GOAL:
Pick out every line holding the string "name" and copy it.

-- Start of TASK MATERIAL --

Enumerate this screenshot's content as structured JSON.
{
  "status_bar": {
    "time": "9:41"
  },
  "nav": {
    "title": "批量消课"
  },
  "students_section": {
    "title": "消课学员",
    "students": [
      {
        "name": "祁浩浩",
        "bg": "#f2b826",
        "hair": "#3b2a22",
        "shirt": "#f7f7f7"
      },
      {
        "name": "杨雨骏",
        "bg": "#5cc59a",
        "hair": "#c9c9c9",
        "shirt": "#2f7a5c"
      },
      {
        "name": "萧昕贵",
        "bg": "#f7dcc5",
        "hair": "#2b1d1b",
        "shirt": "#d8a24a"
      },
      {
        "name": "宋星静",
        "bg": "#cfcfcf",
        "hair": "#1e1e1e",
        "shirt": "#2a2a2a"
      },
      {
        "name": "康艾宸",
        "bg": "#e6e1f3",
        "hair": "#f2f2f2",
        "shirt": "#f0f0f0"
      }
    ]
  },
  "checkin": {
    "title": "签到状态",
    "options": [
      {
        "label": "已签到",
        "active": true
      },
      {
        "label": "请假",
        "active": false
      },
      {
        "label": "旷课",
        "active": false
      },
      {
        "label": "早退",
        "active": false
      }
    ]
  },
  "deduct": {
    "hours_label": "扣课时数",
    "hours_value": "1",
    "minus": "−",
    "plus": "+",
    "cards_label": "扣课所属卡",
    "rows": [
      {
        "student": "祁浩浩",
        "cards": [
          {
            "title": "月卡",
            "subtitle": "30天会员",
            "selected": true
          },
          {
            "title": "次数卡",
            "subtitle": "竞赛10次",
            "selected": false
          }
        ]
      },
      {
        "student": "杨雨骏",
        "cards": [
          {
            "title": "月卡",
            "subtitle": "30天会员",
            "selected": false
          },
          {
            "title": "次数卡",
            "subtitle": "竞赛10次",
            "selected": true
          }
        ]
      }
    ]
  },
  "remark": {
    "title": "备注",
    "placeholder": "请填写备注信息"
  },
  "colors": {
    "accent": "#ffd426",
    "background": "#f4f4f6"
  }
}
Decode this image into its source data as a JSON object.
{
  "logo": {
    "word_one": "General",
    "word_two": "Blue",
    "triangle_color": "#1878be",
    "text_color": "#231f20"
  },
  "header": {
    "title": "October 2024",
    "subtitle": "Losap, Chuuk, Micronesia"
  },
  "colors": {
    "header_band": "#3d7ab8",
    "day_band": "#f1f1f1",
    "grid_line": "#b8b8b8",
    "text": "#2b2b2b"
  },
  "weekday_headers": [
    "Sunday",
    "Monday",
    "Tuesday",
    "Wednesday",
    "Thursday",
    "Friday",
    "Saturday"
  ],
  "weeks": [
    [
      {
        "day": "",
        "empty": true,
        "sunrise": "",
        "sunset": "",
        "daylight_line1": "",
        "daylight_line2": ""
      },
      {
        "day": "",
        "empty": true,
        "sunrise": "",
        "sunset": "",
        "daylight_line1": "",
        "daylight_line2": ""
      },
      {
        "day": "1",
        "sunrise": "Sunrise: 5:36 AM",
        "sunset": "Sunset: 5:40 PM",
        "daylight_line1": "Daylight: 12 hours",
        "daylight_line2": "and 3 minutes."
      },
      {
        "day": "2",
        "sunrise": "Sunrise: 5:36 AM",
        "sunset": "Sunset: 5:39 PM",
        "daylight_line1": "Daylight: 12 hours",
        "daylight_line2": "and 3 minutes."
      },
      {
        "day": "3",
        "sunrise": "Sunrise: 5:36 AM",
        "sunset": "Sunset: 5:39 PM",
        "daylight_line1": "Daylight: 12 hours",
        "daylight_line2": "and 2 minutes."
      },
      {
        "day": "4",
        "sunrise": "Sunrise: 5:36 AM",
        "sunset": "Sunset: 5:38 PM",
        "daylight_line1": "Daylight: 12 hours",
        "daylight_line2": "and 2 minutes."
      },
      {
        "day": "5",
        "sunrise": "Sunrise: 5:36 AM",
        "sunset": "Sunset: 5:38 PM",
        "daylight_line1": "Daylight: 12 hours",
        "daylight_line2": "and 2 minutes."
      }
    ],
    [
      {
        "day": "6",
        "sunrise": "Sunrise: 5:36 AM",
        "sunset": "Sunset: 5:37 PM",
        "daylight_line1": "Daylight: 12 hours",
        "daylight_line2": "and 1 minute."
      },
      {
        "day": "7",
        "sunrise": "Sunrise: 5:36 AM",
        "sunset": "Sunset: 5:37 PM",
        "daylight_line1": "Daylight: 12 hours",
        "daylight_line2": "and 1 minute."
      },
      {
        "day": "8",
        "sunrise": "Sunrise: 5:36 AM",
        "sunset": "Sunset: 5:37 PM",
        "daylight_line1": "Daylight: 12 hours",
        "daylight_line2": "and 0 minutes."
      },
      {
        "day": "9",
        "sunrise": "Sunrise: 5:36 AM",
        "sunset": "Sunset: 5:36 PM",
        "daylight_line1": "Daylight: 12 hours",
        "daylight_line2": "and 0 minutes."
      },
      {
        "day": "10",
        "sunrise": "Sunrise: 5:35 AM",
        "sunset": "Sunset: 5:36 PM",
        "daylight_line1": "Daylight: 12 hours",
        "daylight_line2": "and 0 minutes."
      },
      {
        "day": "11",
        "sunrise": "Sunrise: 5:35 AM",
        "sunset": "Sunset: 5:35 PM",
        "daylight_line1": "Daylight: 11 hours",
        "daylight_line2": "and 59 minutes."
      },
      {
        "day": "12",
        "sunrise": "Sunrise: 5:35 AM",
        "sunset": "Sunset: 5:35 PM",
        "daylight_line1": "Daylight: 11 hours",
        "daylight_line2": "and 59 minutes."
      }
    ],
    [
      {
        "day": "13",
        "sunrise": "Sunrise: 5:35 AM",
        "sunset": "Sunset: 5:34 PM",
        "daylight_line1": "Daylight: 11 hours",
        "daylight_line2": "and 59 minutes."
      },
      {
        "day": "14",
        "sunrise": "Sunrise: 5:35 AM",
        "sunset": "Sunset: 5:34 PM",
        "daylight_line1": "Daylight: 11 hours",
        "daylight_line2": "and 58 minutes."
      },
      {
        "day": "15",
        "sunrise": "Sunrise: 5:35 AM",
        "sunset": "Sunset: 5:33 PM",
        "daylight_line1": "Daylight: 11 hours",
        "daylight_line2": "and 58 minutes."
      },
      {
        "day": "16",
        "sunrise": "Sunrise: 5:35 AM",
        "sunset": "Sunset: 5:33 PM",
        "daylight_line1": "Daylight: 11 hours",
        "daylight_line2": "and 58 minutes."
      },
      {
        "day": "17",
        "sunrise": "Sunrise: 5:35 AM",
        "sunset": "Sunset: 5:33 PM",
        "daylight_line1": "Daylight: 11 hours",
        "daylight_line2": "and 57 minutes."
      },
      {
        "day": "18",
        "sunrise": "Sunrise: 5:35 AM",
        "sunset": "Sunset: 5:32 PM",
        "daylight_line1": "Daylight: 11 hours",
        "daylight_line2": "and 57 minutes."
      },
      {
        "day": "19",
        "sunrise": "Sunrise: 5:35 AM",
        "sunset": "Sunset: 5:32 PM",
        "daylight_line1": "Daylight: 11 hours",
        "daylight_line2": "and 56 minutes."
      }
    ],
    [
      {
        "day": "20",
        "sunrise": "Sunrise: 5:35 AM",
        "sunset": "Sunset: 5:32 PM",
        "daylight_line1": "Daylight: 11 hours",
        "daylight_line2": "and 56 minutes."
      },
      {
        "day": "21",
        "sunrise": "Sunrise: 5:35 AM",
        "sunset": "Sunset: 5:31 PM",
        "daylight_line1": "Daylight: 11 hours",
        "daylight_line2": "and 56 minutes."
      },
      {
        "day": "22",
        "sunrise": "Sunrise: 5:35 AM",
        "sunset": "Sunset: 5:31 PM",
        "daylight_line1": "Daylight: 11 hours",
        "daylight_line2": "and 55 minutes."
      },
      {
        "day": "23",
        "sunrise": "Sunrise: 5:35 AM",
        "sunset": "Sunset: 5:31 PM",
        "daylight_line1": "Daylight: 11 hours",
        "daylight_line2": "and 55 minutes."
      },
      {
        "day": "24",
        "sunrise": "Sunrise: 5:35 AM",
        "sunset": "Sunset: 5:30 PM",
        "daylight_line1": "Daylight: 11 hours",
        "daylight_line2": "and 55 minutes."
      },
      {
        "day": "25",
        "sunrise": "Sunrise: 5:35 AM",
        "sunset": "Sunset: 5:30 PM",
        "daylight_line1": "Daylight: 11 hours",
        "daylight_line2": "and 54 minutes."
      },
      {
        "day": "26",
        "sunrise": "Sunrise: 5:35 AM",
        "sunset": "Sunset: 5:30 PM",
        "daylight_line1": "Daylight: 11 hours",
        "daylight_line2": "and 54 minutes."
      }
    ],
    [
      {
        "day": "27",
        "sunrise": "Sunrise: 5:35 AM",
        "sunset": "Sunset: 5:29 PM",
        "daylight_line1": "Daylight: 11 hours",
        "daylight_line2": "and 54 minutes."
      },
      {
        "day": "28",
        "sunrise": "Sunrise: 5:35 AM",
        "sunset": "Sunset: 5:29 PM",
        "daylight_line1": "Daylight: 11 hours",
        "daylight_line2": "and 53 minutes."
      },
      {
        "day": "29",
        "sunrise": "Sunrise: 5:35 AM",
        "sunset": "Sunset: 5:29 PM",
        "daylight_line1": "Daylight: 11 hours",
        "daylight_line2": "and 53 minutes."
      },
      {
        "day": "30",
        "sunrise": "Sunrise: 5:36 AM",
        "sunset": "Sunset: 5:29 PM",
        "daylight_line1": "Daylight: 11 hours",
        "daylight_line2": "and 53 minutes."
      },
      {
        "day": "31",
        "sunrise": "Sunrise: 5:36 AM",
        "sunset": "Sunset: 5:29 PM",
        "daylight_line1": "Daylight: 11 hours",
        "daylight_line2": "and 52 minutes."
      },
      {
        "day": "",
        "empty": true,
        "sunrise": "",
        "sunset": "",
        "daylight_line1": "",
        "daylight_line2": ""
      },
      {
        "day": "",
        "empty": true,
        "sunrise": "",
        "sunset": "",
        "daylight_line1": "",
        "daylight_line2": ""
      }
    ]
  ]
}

-- End of TASK MATERIAL --

RESPONSE:
        "name": "祁浩浩",
        "name": "杨雨骏",
        "name": "萧昕贵",
        "name": "宋星静",
        "name": "康艾宸",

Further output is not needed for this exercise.